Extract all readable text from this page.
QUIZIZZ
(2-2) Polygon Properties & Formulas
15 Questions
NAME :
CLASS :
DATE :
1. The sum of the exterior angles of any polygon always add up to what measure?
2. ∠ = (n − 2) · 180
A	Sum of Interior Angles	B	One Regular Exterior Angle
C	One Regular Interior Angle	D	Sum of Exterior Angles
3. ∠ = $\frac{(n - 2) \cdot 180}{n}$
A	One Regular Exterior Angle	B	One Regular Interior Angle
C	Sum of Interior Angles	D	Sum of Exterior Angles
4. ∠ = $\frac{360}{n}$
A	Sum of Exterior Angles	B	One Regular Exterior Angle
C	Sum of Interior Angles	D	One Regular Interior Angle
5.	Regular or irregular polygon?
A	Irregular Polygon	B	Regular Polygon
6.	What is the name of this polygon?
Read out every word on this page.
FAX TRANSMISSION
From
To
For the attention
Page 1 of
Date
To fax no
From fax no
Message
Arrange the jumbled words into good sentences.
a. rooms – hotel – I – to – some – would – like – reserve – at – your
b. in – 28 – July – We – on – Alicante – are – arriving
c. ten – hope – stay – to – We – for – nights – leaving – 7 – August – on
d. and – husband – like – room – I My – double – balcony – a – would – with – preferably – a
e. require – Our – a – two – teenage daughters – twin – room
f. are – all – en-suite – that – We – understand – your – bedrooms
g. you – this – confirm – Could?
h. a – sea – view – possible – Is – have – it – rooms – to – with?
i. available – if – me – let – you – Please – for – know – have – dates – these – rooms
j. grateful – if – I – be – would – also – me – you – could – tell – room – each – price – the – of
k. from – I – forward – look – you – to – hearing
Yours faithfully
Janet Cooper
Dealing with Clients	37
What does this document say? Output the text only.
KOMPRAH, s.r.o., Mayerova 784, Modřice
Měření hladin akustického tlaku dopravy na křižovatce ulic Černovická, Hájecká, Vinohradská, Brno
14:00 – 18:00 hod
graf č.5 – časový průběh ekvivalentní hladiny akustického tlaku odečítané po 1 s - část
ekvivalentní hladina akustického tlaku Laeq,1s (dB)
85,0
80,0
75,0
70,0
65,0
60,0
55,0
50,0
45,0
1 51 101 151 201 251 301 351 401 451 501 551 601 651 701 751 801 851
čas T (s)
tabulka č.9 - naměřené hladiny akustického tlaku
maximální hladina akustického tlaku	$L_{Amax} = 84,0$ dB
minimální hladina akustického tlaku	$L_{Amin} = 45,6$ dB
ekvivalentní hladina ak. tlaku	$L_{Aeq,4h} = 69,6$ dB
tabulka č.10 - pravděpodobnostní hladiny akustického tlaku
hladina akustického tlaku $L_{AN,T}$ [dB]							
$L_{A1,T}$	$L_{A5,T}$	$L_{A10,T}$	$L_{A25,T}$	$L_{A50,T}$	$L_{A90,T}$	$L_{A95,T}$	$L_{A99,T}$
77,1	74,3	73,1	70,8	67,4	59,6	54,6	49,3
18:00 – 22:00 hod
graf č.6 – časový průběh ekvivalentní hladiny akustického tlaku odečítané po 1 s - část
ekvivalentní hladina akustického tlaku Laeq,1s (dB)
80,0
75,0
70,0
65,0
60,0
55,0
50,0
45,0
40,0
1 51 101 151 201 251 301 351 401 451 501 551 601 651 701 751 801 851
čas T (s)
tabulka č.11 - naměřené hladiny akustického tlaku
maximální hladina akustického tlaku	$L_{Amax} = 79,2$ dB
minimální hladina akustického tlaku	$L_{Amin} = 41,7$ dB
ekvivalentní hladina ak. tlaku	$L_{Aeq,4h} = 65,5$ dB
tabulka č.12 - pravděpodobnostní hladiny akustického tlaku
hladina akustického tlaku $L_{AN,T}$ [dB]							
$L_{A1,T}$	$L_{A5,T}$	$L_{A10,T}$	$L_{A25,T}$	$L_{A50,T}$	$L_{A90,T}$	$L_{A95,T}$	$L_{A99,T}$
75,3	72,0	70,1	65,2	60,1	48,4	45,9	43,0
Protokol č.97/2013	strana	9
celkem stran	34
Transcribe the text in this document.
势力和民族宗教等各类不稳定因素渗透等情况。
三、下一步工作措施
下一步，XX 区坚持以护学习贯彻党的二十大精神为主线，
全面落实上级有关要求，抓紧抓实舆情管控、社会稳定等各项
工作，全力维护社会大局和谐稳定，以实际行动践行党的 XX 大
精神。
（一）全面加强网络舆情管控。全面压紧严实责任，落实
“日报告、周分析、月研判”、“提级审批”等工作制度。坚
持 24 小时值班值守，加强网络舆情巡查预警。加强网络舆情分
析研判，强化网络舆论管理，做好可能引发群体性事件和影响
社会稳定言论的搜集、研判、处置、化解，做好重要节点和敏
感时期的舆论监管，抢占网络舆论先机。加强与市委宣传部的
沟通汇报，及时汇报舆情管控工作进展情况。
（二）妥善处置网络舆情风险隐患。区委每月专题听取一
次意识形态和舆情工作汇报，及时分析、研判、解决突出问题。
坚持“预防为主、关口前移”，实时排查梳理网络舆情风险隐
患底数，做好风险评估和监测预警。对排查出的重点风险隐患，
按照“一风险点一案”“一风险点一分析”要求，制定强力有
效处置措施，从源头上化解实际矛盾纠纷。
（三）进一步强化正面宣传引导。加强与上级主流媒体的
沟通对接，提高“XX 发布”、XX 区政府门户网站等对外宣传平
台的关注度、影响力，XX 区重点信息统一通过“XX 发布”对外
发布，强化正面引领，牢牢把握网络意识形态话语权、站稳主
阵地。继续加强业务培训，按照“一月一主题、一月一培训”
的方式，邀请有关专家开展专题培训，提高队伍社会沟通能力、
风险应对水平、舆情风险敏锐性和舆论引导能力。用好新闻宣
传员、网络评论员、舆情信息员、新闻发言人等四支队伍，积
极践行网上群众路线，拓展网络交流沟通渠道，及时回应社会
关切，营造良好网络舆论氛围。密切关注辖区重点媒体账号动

WHAT THE TASK ASKS. Copy out exactly the lines from the line with "Transcribe the text in this document." to the end of the listing, including both of those lines, and give nothing else.

WRITTEN SOLUTION.
Transcribe the text in this document.
势力和民族宗教等各类不稳定因素渗透等情况。
三、下一步工作措施
下一步，XX 区坚持以护学习贯彻党的二十大精神为主线，
全面落实上级有关要求，抓紧抓实舆情管控、社会稳定等各项
工作，全力维护社会大局和谐稳定，以实际行动践行党的 XX 大
精神。
（一）全面加强网络舆情管控。全面压紧严实责任，落实
“日报告、周分析、月研判”、“提级审批”等工作制度。坚
持 24 小时值班值守，加强网络舆情巡查预警。加强网络舆情分
析研判，强化网络舆论管理，做好可能引发群体性事件和影响
社会稳定言论的搜集、研判、处置、化解，做好重要节点和敏
感时期的舆论监管，抢占网络舆论先机。加强与市委宣传部的
沟通汇报，及时汇报舆情管控工作进展情况。
（二）妥善处置网络舆情风险隐患。区委每月专题听取一
次意识形态和舆情工作汇报，及时分析、研判、解决突出问题。
坚持“预防为主、关口前移”，实时排查梳理网络舆情风险隐
患底数，做好风险评估和监测预警。对排查出的重点风险隐患，
按照“一风险点一案”“一风险点一分析”要求，制定强力有
效处置措施，从源头上化解实际矛盾纠纷。
（三）进一步强化正面宣传引导。加强与上级主流媒体的
沟通对接，提高“XX 发布”、XX 区政府门户网站等对外宣传平
台的关注度、影响力，XX 区重点信息统一通过“XX 发布”对外
发布，强化正面引领，牢牢把握网络意识形态话语权、站稳主
阵地。继续加强业务培训，按照“一月一主题、一月一培训”
的方式，邀请有关专家开展专题培训，提高队伍社会沟通能力、
风险应对水平、舆情风险敏锐性和舆论引导能力。用好新闻宣
传员、网络评论员、舆情信息员、新闻发言人等四支队伍，积
极践行网上群众路线，拓展网络交流沟通渠道，及时回应社会
关切，营造良好网络舆论氛围。密切关注辖区重点媒体账号动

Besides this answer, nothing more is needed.